● **WORK TO COMPLETE**
Leave out the pictures and copy everything else in the entries exactly.

Records that describe figures
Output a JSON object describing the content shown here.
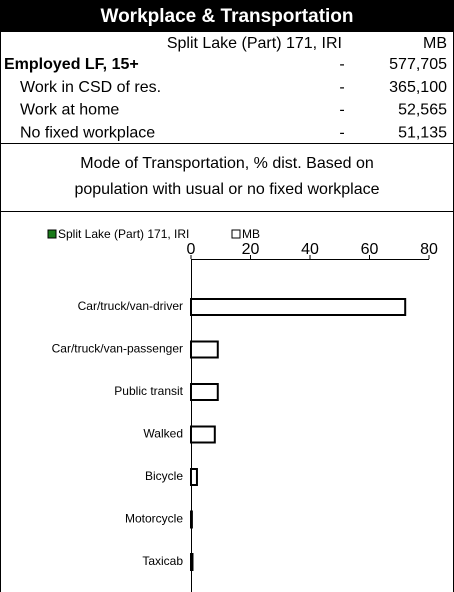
{
  "table": {
    "title": "Workplace & Transportation",
    "columns": [
      "Split Lake (Part) 171, IRI",
      "MB"
    ],
    "rows": [
      [
        "Employed LF, 15+",
        "-",
        "577,705"
      ],
      [
        "Work in CSD of res.",
        "-",
        "365,100"
      ],
      [
        "Work at home",
        "-",
        "52,565"
      ],
      [
        "No fixed workplace",
        "-",
        "51,135"
      ]
    ],
    "note": [
      "Mode of Transportation, % dist. Based on",
      "population with usual or no fixed workplace"
    ]
  },
  "chart_data": {
    "type": "hbar",
    "categories": [
      "Car/truck/van-driver",
      "Car/truck/van-passenger",
      "Public transit",
      "Walked",
      "Bicycle",
      "Motorcycle",
      "Taxicab"
    ],
    "series": [
      {
        "name": "Split Lake (Part) 171, IRI",
        "color": "#1a7a1a",
        "values": [
          null,
          null,
          null,
          null,
          null,
          null,
          null
        ]
      },
      {
        "name": "MB",
        "color": "#ffffff",
        "values": [
          72,
          9,
          9,
          8,
          2,
          0.3,
          0.5
        ]
      }
    ],
    "xlim": [
      0,
      80
    ],
    "xticks": [
      0,
      20,
      40,
      60,
      80
    ]
  }
}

● **SOLUTION**
Output a JSON object describing the content shown here.
{
  "table": {
    "title": "Workplace & Transportation",
    "columns": [
      "Split Lake (Part) 171, IRI",
      "MB"
    ],
    "rows": [
      [
        "Employed LF, 15+",
        "-",
        "577,705"
      ],
      [
        "Work in CSD of res.",
        "-",
        "365,100"
      ],
      [
        "Work at home",
        "-",
        "52,565"
      ],
      [
        "No fixed workplace",
        "-",
        "51,135"
      ]
    ],
    "note": [
      "Mode of Transportation, % dist. Based on",
      "population with usual or no fixed workplace"
    ]
  },
  "chart_data": {
    "type": "hbar",
    "categories": [
      "Car/truck/van-driver",
      "Car/truck/van-passenger",
      "Public transit",
      "Walked",
      "Bicycle",
      "Motorcycle",
      "Taxicab"
    ],
    "series": [
      {
        "name": "Split Lake (Part) 171, IRI",
        "color": "#1a7a1a",
        "values": [
          null,
          null,
          null,
          null,
          null,
          null,
          null
        ]
      },
      {
        "name": "MB",
        "color": "#ffffff",
        "values": [
          72,
          9,
          9,
          8,
          2,
          0.3,
          0.5
        ]
      }
    ],
    "xlim": [
      0,
      80
    ],
    "xticks": [
      0,
      20,
      40,
      60,
      80
    ]
  }
}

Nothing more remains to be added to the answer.